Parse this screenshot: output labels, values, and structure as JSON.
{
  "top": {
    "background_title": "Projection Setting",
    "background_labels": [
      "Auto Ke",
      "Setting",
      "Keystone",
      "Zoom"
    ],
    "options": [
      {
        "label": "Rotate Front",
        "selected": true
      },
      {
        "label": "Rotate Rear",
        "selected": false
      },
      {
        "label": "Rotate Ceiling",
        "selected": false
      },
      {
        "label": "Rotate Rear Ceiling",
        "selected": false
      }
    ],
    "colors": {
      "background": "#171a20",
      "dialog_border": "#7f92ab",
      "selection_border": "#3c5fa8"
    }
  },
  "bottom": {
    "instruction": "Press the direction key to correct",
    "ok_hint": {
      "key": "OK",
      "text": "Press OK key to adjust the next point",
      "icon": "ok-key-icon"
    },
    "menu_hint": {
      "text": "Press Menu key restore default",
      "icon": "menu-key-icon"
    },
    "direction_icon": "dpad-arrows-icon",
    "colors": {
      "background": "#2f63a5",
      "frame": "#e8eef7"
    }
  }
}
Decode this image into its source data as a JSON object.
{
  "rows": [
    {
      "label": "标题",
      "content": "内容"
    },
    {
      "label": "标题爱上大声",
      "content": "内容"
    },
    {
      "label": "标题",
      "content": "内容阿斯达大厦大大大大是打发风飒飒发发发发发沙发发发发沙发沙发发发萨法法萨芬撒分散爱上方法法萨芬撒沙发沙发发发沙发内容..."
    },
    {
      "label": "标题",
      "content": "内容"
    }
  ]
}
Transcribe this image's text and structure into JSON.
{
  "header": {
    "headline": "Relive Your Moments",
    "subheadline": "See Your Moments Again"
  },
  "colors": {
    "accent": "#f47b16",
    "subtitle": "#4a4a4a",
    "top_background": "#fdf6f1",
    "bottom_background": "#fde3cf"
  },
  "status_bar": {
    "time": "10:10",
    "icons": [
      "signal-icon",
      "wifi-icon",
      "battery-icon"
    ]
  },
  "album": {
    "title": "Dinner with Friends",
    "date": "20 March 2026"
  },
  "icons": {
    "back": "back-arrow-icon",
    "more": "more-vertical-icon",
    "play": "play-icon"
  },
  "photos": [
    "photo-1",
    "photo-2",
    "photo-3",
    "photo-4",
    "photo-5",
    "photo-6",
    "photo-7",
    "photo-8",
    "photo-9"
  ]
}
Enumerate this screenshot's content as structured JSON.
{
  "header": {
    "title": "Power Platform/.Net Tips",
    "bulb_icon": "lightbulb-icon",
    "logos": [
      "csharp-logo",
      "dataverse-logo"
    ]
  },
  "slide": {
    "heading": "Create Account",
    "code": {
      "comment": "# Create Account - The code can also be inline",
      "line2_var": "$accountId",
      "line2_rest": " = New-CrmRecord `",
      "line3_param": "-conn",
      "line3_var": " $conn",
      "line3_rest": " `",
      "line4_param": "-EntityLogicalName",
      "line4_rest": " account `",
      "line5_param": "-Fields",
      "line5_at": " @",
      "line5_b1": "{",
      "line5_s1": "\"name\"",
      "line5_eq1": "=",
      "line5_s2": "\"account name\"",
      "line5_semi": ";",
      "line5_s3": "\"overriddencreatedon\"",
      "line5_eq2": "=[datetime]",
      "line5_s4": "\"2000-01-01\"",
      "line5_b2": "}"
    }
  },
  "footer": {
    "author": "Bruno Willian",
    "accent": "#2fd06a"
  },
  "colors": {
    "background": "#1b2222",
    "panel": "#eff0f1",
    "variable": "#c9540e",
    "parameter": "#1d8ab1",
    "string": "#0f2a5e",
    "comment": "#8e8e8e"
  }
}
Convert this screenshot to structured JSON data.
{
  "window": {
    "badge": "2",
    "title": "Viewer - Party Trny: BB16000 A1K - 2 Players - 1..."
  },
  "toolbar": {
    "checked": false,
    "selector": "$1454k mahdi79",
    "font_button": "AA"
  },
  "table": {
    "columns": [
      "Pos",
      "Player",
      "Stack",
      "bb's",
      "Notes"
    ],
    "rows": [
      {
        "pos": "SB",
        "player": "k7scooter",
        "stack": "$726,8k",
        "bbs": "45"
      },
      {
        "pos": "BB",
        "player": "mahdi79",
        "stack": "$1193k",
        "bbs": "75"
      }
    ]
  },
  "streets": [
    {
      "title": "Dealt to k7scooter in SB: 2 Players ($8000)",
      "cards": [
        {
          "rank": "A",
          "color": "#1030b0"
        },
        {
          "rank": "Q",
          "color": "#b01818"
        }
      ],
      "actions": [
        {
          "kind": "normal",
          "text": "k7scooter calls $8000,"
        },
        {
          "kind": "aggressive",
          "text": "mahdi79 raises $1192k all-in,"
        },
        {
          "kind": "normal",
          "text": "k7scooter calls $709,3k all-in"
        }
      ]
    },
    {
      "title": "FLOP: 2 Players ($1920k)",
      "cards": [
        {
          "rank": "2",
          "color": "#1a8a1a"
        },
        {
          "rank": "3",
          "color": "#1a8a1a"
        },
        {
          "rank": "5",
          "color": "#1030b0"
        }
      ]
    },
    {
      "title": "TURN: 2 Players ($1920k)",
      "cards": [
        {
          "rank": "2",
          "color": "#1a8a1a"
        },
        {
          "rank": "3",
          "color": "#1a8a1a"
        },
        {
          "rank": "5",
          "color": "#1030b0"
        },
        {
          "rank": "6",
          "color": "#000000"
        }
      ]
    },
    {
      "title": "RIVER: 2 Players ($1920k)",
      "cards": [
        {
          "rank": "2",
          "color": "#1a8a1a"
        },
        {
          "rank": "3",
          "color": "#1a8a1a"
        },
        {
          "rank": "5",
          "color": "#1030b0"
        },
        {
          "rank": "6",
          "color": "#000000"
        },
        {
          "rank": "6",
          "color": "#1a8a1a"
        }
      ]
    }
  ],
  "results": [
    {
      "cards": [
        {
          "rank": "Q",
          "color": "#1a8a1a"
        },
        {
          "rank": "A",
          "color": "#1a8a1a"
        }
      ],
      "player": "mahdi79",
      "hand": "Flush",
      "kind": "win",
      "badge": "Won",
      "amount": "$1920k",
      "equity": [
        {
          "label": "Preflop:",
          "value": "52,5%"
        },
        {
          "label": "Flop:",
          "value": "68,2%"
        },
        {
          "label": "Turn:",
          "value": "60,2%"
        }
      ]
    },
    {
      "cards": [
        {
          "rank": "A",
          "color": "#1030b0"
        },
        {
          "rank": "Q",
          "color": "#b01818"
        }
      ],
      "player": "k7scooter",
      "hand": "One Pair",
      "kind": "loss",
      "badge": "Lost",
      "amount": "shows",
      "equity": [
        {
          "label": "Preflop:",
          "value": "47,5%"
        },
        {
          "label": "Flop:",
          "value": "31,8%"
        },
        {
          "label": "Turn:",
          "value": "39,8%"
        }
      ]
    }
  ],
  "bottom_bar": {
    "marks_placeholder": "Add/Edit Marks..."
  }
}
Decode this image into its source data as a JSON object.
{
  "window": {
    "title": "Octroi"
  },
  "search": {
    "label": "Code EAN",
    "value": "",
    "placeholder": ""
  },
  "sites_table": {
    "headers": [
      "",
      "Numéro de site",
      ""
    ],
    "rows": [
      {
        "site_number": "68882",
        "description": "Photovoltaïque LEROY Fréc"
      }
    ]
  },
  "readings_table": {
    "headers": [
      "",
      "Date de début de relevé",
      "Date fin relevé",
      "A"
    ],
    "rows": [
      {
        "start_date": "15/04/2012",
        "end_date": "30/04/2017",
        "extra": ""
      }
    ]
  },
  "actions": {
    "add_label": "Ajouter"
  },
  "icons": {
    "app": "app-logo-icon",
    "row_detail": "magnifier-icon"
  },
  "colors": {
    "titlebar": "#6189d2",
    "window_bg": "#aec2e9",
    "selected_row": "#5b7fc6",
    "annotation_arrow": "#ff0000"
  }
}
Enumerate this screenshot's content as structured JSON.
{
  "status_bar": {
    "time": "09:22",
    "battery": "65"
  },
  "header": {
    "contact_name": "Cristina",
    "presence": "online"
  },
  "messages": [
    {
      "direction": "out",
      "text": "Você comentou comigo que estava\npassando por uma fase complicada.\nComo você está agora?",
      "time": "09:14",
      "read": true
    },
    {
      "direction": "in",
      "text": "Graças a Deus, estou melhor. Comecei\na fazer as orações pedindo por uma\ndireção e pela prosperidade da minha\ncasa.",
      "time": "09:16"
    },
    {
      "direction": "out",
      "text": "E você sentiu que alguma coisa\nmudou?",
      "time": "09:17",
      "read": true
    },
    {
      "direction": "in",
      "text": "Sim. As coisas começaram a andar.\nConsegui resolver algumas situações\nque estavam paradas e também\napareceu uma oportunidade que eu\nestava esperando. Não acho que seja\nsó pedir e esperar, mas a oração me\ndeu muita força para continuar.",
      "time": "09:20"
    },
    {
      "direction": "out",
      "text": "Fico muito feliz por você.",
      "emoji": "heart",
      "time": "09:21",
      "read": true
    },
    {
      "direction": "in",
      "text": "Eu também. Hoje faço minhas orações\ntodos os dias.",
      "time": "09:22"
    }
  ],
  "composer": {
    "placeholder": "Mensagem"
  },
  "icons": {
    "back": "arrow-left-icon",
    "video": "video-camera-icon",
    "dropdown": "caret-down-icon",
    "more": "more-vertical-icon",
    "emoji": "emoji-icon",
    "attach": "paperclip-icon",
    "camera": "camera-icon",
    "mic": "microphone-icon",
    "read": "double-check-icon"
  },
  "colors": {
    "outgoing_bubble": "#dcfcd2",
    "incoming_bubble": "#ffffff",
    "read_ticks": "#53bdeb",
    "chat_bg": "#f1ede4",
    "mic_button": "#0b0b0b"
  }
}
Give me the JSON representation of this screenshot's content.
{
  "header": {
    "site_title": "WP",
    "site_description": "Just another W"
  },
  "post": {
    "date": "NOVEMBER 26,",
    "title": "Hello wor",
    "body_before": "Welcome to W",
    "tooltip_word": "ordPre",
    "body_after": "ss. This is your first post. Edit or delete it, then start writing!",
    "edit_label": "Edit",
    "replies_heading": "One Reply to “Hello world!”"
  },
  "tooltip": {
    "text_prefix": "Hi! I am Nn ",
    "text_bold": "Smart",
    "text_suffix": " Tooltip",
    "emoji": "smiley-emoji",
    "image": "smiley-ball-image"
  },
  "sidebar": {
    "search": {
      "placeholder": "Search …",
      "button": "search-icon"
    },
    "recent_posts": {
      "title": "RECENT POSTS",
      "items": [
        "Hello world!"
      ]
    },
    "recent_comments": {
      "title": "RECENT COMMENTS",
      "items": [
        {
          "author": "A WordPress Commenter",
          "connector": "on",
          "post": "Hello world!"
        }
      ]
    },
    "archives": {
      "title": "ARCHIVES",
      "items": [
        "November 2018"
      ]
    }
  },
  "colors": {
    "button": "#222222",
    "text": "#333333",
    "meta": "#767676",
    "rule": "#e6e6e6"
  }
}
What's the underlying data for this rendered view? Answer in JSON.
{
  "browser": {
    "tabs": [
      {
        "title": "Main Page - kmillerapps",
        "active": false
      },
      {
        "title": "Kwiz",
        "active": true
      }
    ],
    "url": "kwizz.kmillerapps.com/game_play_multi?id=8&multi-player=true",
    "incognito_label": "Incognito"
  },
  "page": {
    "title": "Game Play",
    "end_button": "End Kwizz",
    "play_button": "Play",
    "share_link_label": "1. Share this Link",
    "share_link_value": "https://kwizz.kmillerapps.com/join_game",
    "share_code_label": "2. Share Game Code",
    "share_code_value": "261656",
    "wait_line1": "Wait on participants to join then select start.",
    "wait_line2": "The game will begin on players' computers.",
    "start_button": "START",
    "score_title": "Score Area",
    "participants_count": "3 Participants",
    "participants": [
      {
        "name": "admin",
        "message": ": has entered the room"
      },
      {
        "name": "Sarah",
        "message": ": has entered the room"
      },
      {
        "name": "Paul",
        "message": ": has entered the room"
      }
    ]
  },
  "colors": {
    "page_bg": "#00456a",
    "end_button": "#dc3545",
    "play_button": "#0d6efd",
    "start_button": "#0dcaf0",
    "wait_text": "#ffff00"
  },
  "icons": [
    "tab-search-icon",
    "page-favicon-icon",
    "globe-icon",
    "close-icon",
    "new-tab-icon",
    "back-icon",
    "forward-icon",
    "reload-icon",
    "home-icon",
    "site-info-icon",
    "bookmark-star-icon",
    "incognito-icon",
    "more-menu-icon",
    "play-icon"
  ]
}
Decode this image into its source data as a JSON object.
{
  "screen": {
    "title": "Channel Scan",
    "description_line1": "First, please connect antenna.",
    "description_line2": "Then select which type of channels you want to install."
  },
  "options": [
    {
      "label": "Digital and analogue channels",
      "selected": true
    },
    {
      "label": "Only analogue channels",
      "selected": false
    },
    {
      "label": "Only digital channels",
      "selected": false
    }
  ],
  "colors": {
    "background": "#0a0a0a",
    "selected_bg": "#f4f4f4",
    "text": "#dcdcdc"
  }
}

+++++

GIVEN INSTRUCTION: Search the records for the string "Hello" and return every line in which it occurs.

CORRECT OUTPUT:
    "title": "Hello wor",
    "replies_heading": "One Reply to “Hello world!”"
        "Hello world!"
          "post": "Hello world!"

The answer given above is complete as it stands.